» Goal: Leave the pictures out, and retype all of the material exactly as written.

» Recorded information:
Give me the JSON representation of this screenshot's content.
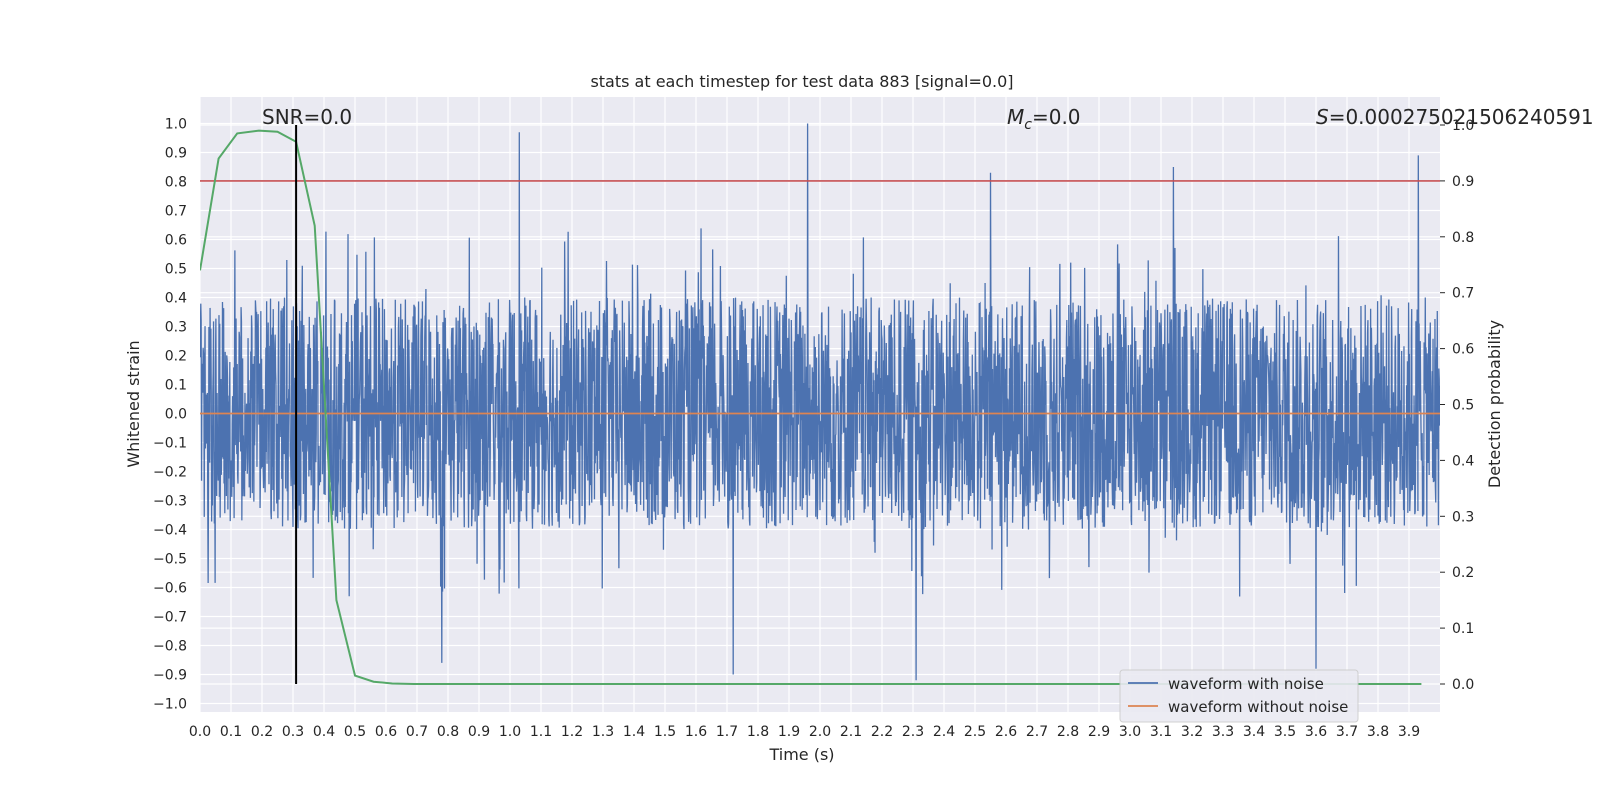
{
  "chart_data": {
    "type": "line",
    "title": "stats at each timestep for test data 883 [signal=0.0]",
    "xlabel": "Time (s)",
    "ylabel_left": "Whitened strain",
    "ylabel_right": "Detection probability",
    "xlim": [
      0.0,
      4.0
    ],
    "ylim_left": [
      -1.05,
      1.1
    ],
    "ylim_right": [
      -0.05,
      1.0
    ],
    "x_ticks": [
      "0.0",
      "0.1",
      "0.2",
      "0.3",
      "0.4",
      "0.5",
      "0.6",
      "0.7",
      "0.8",
      "0.9",
      "1.0",
      "1.1",
      "1.2",
      "1.3",
      "1.4",
      "1.5",
      "1.6",
      "1.7",
      "1.8",
      "1.9",
      "2.0",
      "2.1",
      "2.2",
      "2.3",
      "2.4",
      "2.5",
      "2.6",
      "2.7",
      "2.8",
      "2.9",
      "3.0",
      "3.1",
      "3.2",
      "3.3",
      "3.4",
      "3.5",
      "3.6",
      "3.7",
      "3.8",
      "3.9"
    ],
    "y_ticks_left": [
      "1.0",
      "0.9",
      "0.8",
      "0.7",
      "0.6",
      "0.5",
      "0.4",
      "0.3",
      "0.2",
      "0.1",
      "0.0",
      "−0.1",
      "−0.2",
      "−0.3",
      "−0.4",
      "−0.5",
      "−0.6",
      "−0.7",
      "−0.8",
      "−0.9",
      "−1.0"
    ],
    "y_ticks_right": [
      "0.0",
      "0.1",
      "0.2",
      "0.3",
      "0.4",
      "0.5",
      "0.6",
      "0.7",
      "0.8",
      "0.9",
      "1.0"
    ],
    "grid": true,
    "legend_position": "lower-right",
    "annotations": {
      "snr": "SNR=0.0",
      "mc_symbol": "M",
      "mc_sub": "c",
      "mc_value": "=0.0",
      "s_symbol": "S",
      "s_value": "=0.000275021506240591"
    },
    "threshold_right": 0.9,
    "marker_time": 0.31,
    "series": [
      {
        "name": "waveform with noise",
        "color": "#4c72b0",
        "style": "noise",
        "amplitude_typical": 0.4,
        "peaks": [
          [
            1.03,
            0.97
          ],
          [
            1.96,
            1.0
          ],
          [
            2.55,
            0.83
          ],
          [
            3.14,
            0.85
          ],
          [
            3.93,
            0.89
          ],
          [
            1.72,
            -0.9
          ],
          [
            2.31,
            -0.92
          ],
          [
            3.6,
            -0.88
          ],
          [
            0.78,
            -0.86
          ]
        ]
      },
      {
        "name": "waveform without noise",
        "color": "#dd8452",
        "style": "constant",
        "value": 0.0
      },
      {
        "name": "",
        "color": "#55a868",
        "axis": "right",
        "x": [
          0.0,
          0.06,
          0.12,
          0.19,
          0.25,
          0.31,
          0.37,
          0.44,
          0.5,
          0.56,
          0.62,
          0.69,
          0.75,
          1.0,
          2.0,
          3.0,
          3.94
        ],
        "y": [
          0.74,
          0.94,
          0.985,
          0.99,
          0.988,
          0.97,
          0.82,
          0.15,
          0.015,
          0.004,
          0.001,
          0.0,
          0.0,
          0.0,
          0.0,
          0.0,
          0.0
        ]
      }
    ],
    "threshold_color": "#c44e52",
    "marker_color": "#000000"
  }
}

» Written response:
Give me the JSON representation of this screenshot's content.
{
  "chart_data": {
    "type": "line",
    "title": "stats at each timestep for test data 883 [signal=0.0]",
    "xlabel": "Time (s)",
    "ylabel_left": "Whitened strain",
    "ylabel_right": "Detection probability",
    "xlim": [
      0.0,
      4.0
    ],
    "ylim_left": [
      -1.05,
      1.1
    ],
    "ylim_right": [
      -0.05,
      1.0
    ],
    "x_ticks": [
      "0.0",
      "0.1",
      "0.2",
      "0.3",
      "0.4",
      "0.5",
      "0.6",
      "0.7",
      "0.8",
      "0.9",
      "1.0",
      "1.1",
      "1.2",
      "1.3",
      "1.4",
      "1.5",
      "1.6",
      "1.7",
      "1.8",
      "1.9",
      "2.0",
      "2.1",
      "2.2",
      "2.3",
      "2.4",
      "2.5",
      "2.6",
      "2.7",
      "2.8",
      "2.9",
      "3.0",
      "3.1",
      "3.2",
      "3.3",
      "3.4",
      "3.5",
      "3.6",
      "3.7",
      "3.8",
      "3.9"
    ],
    "y_ticks_left": [
      "1.0",
      "0.9",
      "0.8",
      "0.7",
      "0.6",
      "0.5",
      "0.4",
      "0.3",
      "0.2",
      "0.1",
      "0.0",
      "−0.1",
      "−0.2",
      "−0.3",
      "−0.4",
      "−0.5",
      "−0.6",
      "−0.7",
      "−0.8",
      "−0.9",
      "−1.0"
    ],
    "y_ticks_right": [
      "0.0",
      "0.1",
      "0.2",
      "0.3",
      "0.4",
      "0.5",
      "0.6",
      "0.7",
      "0.8",
      "0.9",
      "1.0"
    ],
    "grid": true,
    "legend_position": "lower-right",
    "annotations": {
      "snr": "SNR=0.0",
      "mc_symbol": "M",
      "mc_sub": "c",
      "mc_value": "=0.0",
      "s_symbol": "S",
      "s_value": "=0.000275021506240591"
    },
    "threshold_right": 0.9,
    "marker_time": 0.31,
    "series": [
      {
        "name": "waveform with noise",
        "color": "#4c72b0",
        "style": "noise",
        "amplitude_typical": 0.4,
        "peaks": [
          [
            1.03,
            0.97
          ],
          [
            1.96,
            1.0
          ],
          [
            2.55,
            0.83
          ],
          [
            3.14,
            0.85
          ],
          [
            3.93,
            0.89
          ],
          [
            1.72,
            -0.9
          ],
          [
            2.31,
            -0.92
          ],
          [
            3.6,
            -0.88
          ],
          [
            0.78,
            -0.86
          ]
        ]
      },
      {
        "name": "waveform without noise",
        "color": "#dd8452",
        "style": "constant",
        "value": 0.0
      },
      {
        "name": "",
        "color": "#55a868",
        "axis": "right",
        "x": [
          0.0,
          0.06,
          0.12,
          0.19,
          0.25,
          0.31,
          0.37,
          0.44,
          0.5,
          0.56,
          0.62,
          0.69,
          0.75,
          1.0,
          2.0,
          3.0,
          3.94
        ],
        "y": [
          0.74,
          0.94,
          0.985,
          0.99,
          0.988,
          0.97,
          0.82,
          0.15,
          0.015,
          0.004,
          0.001,
          0.0,
          0.0,
          0.0,
          0.0,
          0.0,
          0.0
        ]
      }
    ],
    "threshold_color": "#c44e52",
    "marker_color": "#000000"
  }
}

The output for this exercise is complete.